DATA TO USE →
-------------------------
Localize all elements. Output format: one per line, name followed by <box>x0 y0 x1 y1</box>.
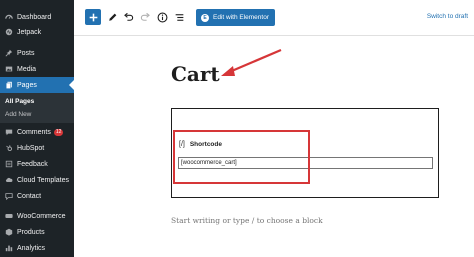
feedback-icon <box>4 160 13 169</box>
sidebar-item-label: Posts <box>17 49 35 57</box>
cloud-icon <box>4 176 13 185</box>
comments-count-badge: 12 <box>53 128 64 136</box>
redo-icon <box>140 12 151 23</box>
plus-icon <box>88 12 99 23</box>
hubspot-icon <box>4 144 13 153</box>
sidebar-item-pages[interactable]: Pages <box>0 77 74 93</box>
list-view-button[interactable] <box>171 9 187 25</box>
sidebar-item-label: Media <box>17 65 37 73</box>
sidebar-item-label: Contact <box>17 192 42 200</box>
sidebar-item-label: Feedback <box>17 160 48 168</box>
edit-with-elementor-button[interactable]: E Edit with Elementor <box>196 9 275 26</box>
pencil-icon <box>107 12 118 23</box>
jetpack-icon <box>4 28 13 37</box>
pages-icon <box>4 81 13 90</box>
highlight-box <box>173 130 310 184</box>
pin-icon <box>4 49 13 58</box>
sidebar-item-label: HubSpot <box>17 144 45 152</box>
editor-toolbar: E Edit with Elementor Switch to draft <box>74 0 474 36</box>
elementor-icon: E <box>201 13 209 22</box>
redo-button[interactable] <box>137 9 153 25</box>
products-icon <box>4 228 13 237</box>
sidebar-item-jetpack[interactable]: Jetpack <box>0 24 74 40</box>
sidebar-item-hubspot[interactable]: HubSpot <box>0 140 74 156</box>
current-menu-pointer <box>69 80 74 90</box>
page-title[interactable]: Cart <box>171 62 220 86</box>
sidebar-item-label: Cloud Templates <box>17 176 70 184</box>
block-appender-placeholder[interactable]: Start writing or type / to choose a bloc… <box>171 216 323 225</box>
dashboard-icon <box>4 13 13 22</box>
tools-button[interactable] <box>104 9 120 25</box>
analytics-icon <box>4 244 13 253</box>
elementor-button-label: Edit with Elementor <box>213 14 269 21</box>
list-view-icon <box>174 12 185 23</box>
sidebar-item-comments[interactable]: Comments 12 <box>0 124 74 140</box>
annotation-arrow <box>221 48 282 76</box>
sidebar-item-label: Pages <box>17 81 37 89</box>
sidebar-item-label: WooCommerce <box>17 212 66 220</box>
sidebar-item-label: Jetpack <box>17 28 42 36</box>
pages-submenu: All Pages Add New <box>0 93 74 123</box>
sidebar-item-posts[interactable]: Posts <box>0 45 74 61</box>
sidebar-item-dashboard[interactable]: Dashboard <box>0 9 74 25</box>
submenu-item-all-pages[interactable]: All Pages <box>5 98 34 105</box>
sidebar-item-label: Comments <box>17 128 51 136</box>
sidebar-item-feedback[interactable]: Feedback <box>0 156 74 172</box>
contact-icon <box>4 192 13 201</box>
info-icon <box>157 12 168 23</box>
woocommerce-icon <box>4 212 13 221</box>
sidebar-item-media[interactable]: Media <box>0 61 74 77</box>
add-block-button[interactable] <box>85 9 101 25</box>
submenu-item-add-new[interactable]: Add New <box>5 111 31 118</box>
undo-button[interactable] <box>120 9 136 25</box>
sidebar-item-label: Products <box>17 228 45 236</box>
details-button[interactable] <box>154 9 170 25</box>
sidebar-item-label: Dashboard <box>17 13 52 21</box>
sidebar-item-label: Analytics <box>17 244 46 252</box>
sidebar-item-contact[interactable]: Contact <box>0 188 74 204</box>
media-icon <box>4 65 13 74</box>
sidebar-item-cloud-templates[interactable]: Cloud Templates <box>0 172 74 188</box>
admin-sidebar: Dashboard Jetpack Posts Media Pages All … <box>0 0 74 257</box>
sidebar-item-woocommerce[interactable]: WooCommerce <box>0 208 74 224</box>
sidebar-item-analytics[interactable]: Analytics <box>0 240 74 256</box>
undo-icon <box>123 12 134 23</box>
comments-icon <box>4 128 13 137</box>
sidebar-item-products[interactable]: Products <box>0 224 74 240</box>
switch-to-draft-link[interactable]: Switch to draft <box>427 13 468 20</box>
-------------------------
WORK REQUIRED → Arrange all the lines above as a numbered list, skipping any blank lines and leaving the picture out.

THE OUTPUT →
1. Localize all elements. Output format: one per line, name followed by <box>x0 y0 x1 y1</box>.
2. feedback-icon <box>4 160 13 169</box>
3. sidebar-item-label: Posts <box>17 49 35 57</box>
4. cloud-icon <box>4 176 13 185</box>
5. comments-count-badge: 12 <box>53 128 64 136</box>
6. redo-icon <box>140 12 151 23</box>
7. plus-icon <box>88 12 99 23</box>
8. hubspot-icon <box>4 144 13 153</box>
9. sidebar-item-pages[interactable]: Pages <box>0 77 74 93</box>
10. list-view-button[interactable] <box>171 9 187 25</box>
11. sidebar-item-label: Media <box>17 65 37 73</box>
12. sidebar-item-label: Contact <box>17 192 42 200</box>
13. sidebar-item-label: Feedback <box>17 160 48 168</box>
14. edit-with-elementor-button[interactable]: E Edit with Elementor <box>196 9 275 26</box>
15. pencil-icon <box>107 12 118 23</box>
16. jetpack-icon <box>4 28 13 37</box>
17. pages-icon <box>4 81 13 90</box>
18. highlight-box <box>173 130 310 184</box>
19. pin-icon <box>4 49 13 58</box>
20. sidebar-item-label: HubSpot <box>17 144 45 152</box>
21. editor-toolbar: E Edit with Elementor Switch to draft <box>74 0 474 36</box>
22. elementor-icon: E <box>201 13 209 22</box>
23. redo-button[interactable] <box>137 9 153 25</box>
24. products-icon <box>4 228 13 237</box>
25. sidebar-item-jetpack[interactable]: Jetpack <box>0 24 74 40</box>
26. sidebar-item-hubspot[interactable]: HubSpot <box>0 140 74 156</box>
27. current-menu-pointer <box>69 80 74 90</box>
28. page-title[interactable]: Cart <box>171 62 220 86</box>
29. sidebar-item-label: Cloud Templates <box>17 176 70 184</box>
30. block-appender-placeholder[interactable]: Start writing or type / to choose a bloc… <box>171 216 323 225</box>
31. dashboard-icon <box>4 13 13 22</box>
32. tools-button[interactable] <box>104 9 120 25</box>
33. analytics-icon <box>4 244 13 253</box>
34. elementor-button-label: Edit with Elementor <box>213 14 269 21</box>
35. list-view-icon <box>174 12 185 23</box>
36. sidebar-item-comments[interactable]: Comments 12 <box>0 124 74 140</box>
37. annotation-arrow <box>221 48 282 76</box>
38. sidebar-item-label: Pages <box>17 81 37 89</box>
39. sidebar-item-label: WooCommerce <box>17 212 66 220</box>
40. sidebar-item-label: Jetpack <box>17 28 42 36</box>
41. pages-submenu: All Pages Add New <box>0 93 74 123</box>
42. sidebar-item-posts[interactable]: Posts <box>0 45 74 61</box>
43. sidebar-item-dashboard[interactable]: Dashboard <box>0 9 74 25</box>
44. submenu-item-all-pages[interactable]: All Pages <box>5 98 34 105</box>
45. sidebar-item-label: Comments <box>17 128 51 136</box>
46. sidebar-item-feedback[interactable]: Feedback <box>0 156 74 172</box>
47. contact-icon <box>4 192 13 201</box>
48. info-icon <box>157 12 168 23</box>
49. woocommerce-icon <box>4 212 13 221</box>
50. sidebar-item-media[interactable]: Media <box>0 61 74 77</box>
51. add-block-button[interactable] <box>85 9 101 25</box>
52. submenu-item-add-new[interactable]: Add New <box>5 111 31 118</box>
53. undo-button[interactable] <box>120 9 136 25</box>
54. sidebar-item-label: Products <box>17 228 45 236</box>
55. details-button[interactable] <box>154 9 170 25</box>
56. sidebar-item-label: Dashboard <box>17 13 52 21</box>
57. sidebar-item-label: Analytics <box>17 244 46 252</box>
58. sidebar-item-contact[interactable]: Contact <box>0 188 74 204</box>
59. media-icon <box>4 65 13 74</box>
60. sidebar-item-cloud-templates[interactable]: Cloud Templates <box>0 172 74 188</box>
61. admin-sidebar: Dashboard Jetpack Posts Media Pages All … <box>0 0 74 257</box>
62. sidebar-item-woocommerce[interactable]: WooCommerce <box>0 208 74 224</box>
63. sidebar-item-analytics[interactable]: Analytics <box>0 240 74 256</box>
64. undo-icon <box>123 12 134 23</box>
65. comments-icon <box>4 128 13 137</box>
66. sidebar-item-products[interactable]: Products <box>0 224 74 240</box>
67. switch-to-draft-link[interactable]: Switch to draft <box>427 13 468 20</box>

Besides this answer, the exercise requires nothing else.